━━━━━ SUPPLIED RECORDS ━━━━━
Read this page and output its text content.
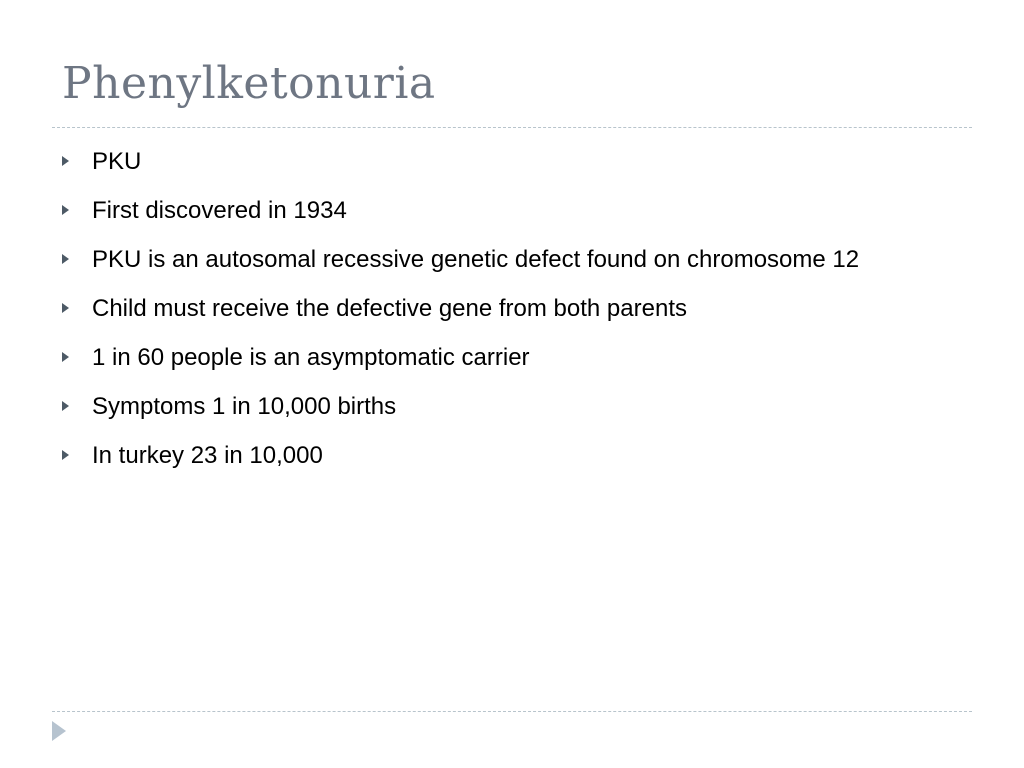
Phenylketonuria
PKU
First discovered in 1934
PKU is an autosomal recessive genetic defect found on chromosome 12
Child must receive the defective gene from both parents
1 in 60 people is an asymptomatic carrier
Symptoms 1 in 10,000 births
In turkey 23 in 10,000
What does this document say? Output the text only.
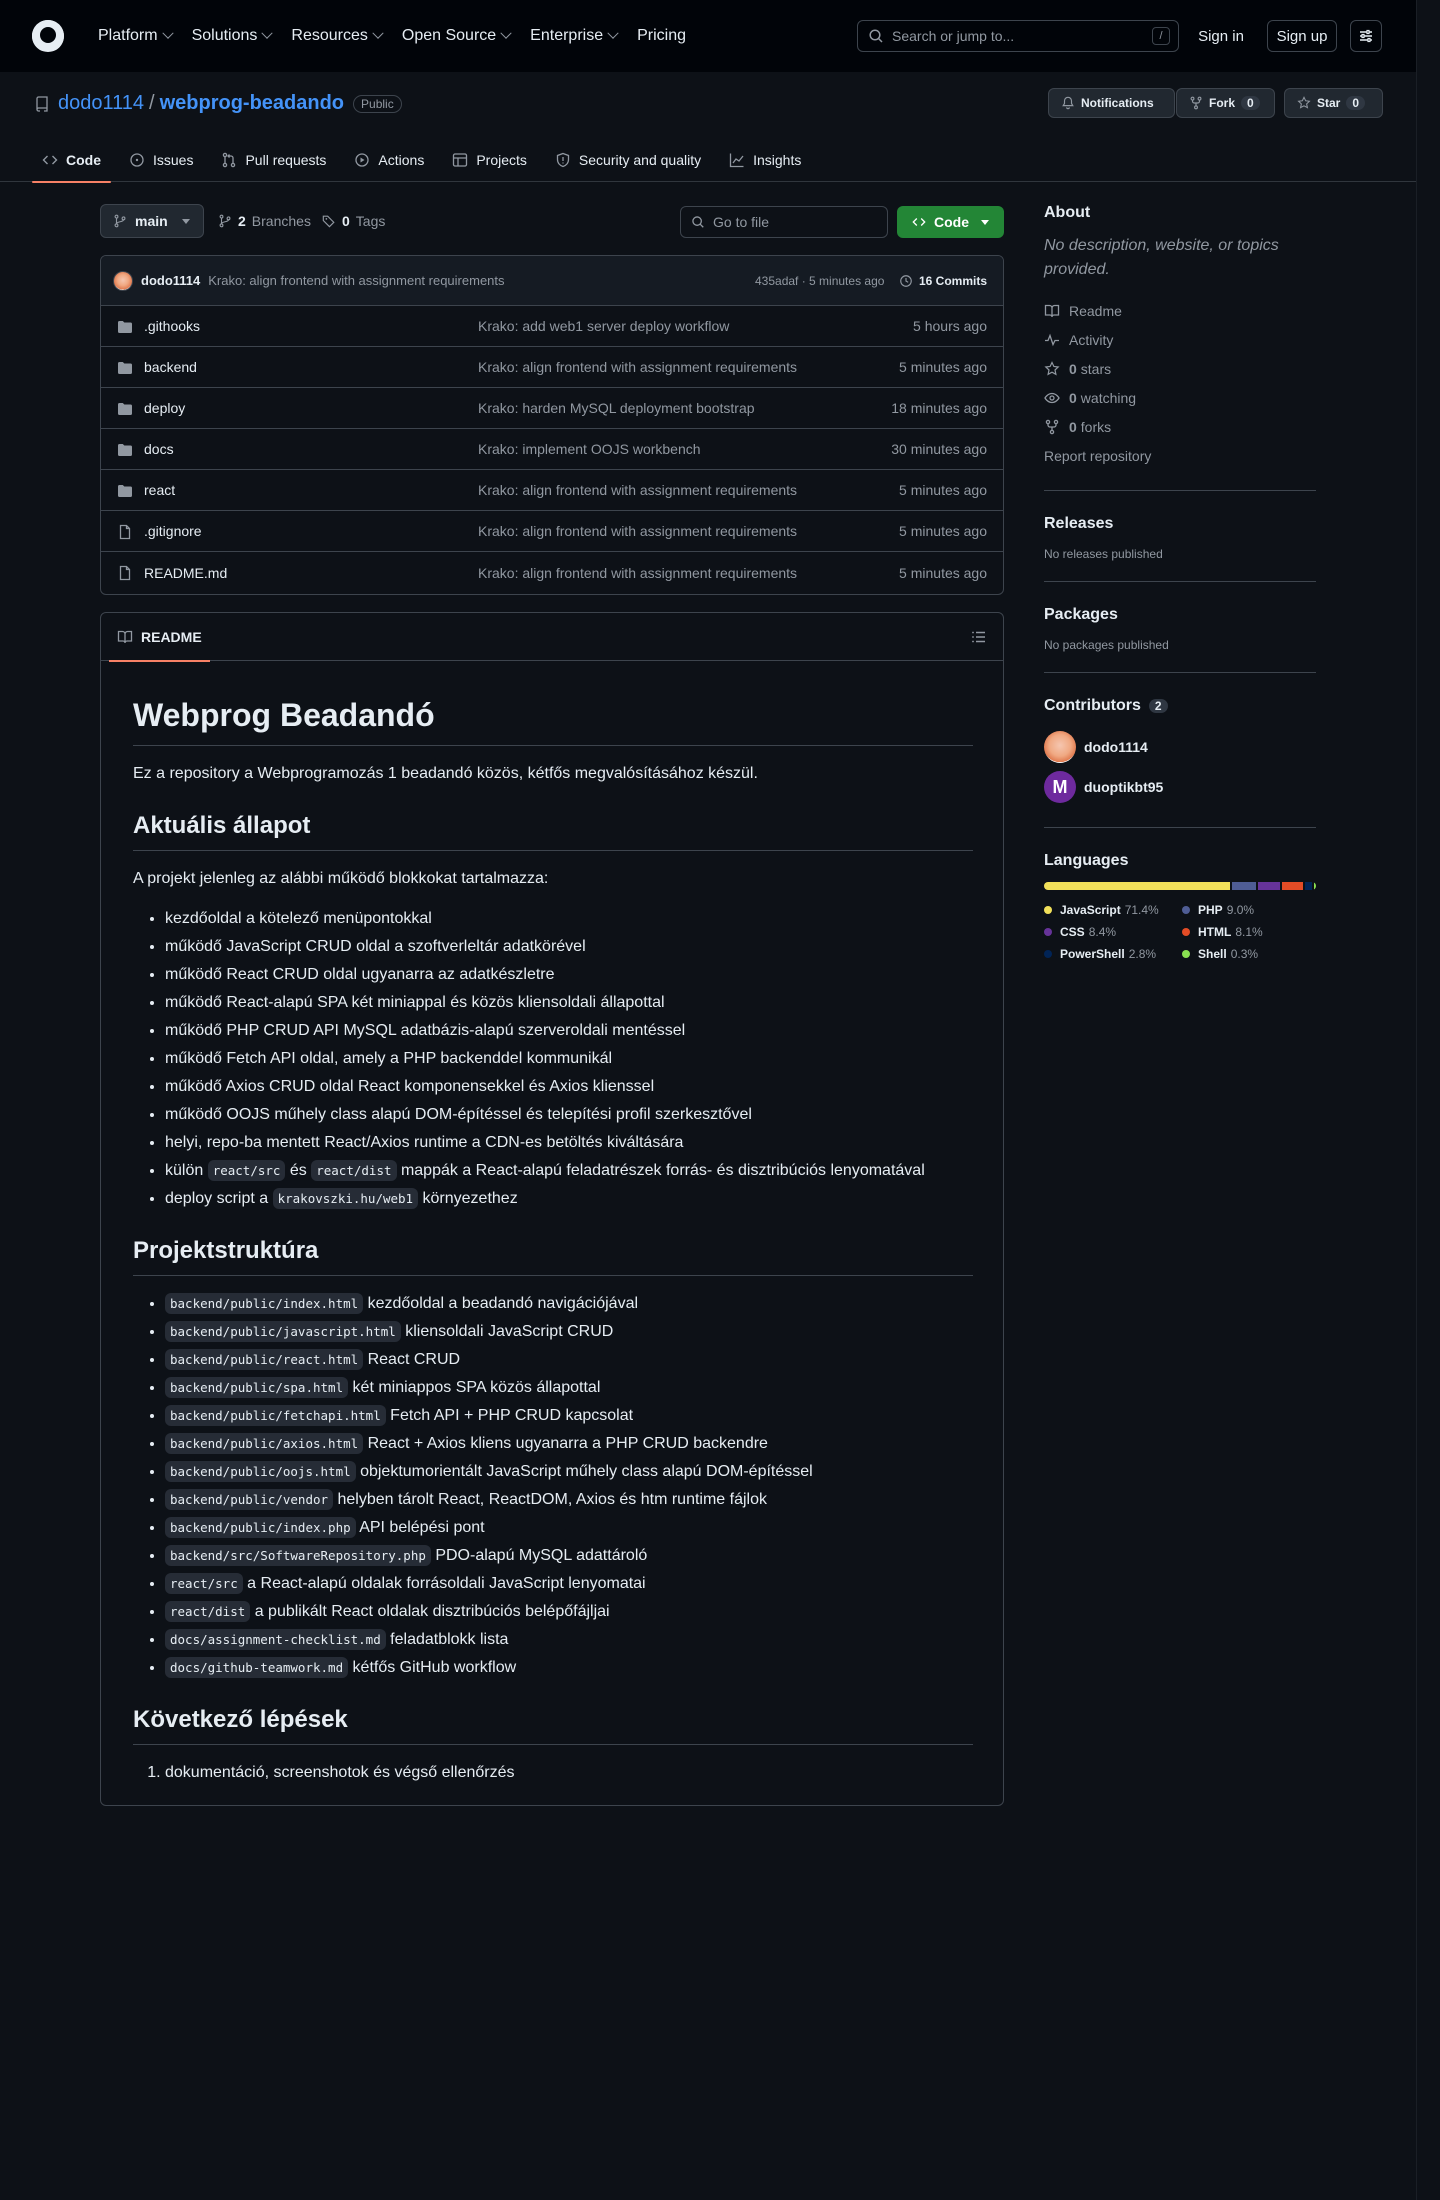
Platform Solutions Resources Open Source Enterprise Pricing	Search or jump to...	/	Sign in	Sign up
dodo1114 / webprog-beadando	Public	Notifications	Fork	0	Star	0
Code	Issues	Pull requests	Actions	Projects	Security and quality	Insights
main	2 Branches 0 Tags	Go to file	Code
dodo1114 Krako: align frontend with assignment requirements	435adaf · 5 minutes ago	16 Commits
.githooks	Krako: add web1 server deploy workflow	5 hours ago
backend	Krako: align frontend with assignment requirements	5 minutes ago
deploy	Krako: harden MySQL deployment bootstrap	18 minutes ago
docs	Krako: implement OOJS workbench	30 minutes ago
react	Krako: align frontend with assignment requirements	5 minutes ago
.gitignore	Krako: align frontend with assignment requirements	5 minutes ago
README.md	Krako: align frontend with assignment requirements	5 minutes ago
README
Webprog Beadandó

Ez a repository a Webprogramozás 1 beadandó közös, kétfős megvalósításához készül.

Aktuális állapot

A projekt jelenleg az alábbi működő blokkokat tartalmazza:

• kezdőoldal a kötelező menüpontokkal
• működő JavaScript CRUD oldal a szoftverleltár adatkörével
• működő React CRUD oldal ugyanarra az adatkészletre
• működő React-alapú SPA két miniappal és közös kliensoldali állapottal
• működő PHP CRUD API MySQL adatbázis-alapú szerveroldali mentéssel
• működő Fetch API oldal, amely a PHP backenddel kommunikál
• működő Axios CRUD oldal React komponensekkel és Axios klienssel
• működő OOJS műhely class alapú DOM-építéssel és telepítési profil szerkesztővel
• helyi, repo-ba mentett React/Axios runtime a CDN-es betöltés kiváltására
• külön react/src és react/dist mappák a React-alapú feladatrészek forrás- és disztribúciós lenyomatával
• deploy script a krakovszki.hu/web1 környezethez
Projektstruktúra
• backend/public/index.html kezdőoldal a beadandó navigációjával
• backend/public/javascript.html kliensoldali JavaScript CRUD
• backend/public/react.html React CRUD
• backend/public/spa.html két miniappos SPA közös állapottal
• backend/public/fetchapi.html Fetch API + PHP CRUD kapcsolat
• backend/public/axios.html React + Axios kliens ugyanarra a PHP CRUD backendre
• backend/public/oojs.html objektumorientált JavaScript műhely class alapú DOM-építéssel
• backend/public/vendor helyben tárolt React, ReactDOM, Axios és htm runtime fájlok
• backend/public/index.php API belépési pont
• backend/src/SoftwareRepository.php PDO-alapú MySQL adattároló
• react/src a React-alapú oldalak forrásoldali JavaScript lenyomatai
• react/dist a publikált React oldalak disztribúciós belépőfájljai
• docs/assignment-checklist.md feladatblokk lista
• docs/github-teamwork.md kétfős GitHub workflow
Következő lépések
1. dokumentáció, screenshotok és végső ellenőrzés
About

No description, website, or topics provided.

Readme
Activity
0 stars
0 watching
0 forks
Report repository
Releases
No releases published
Packages
No packages published
Contributors	2
dodo1114
M duoptikbt95
Languages
JavaScript 71.4%	PHP 9.0%
CSS 8.4%	HTML 8.1%
PowerShell 2.8%	Shell 0.3%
━━━━━
Check each line of the data above, and please copy the ones in which the string "frontend" occurs.

RESPONSE FOR THIS EXERCISE:
dodo1114 Krako: align frontend with assignment requirements	435adaf · 5 minutes ago	16 Commits
backend	Krako: align frontend with assignment requirements	5 minutes ago
react	Krako: align frontend with assignment requirements	5 minutes ago
.gitignore	Krako: align frontend with assignment requirements	5 minutes ago
README.md	Krako: align frontend with assignment requirements	5 minutes ago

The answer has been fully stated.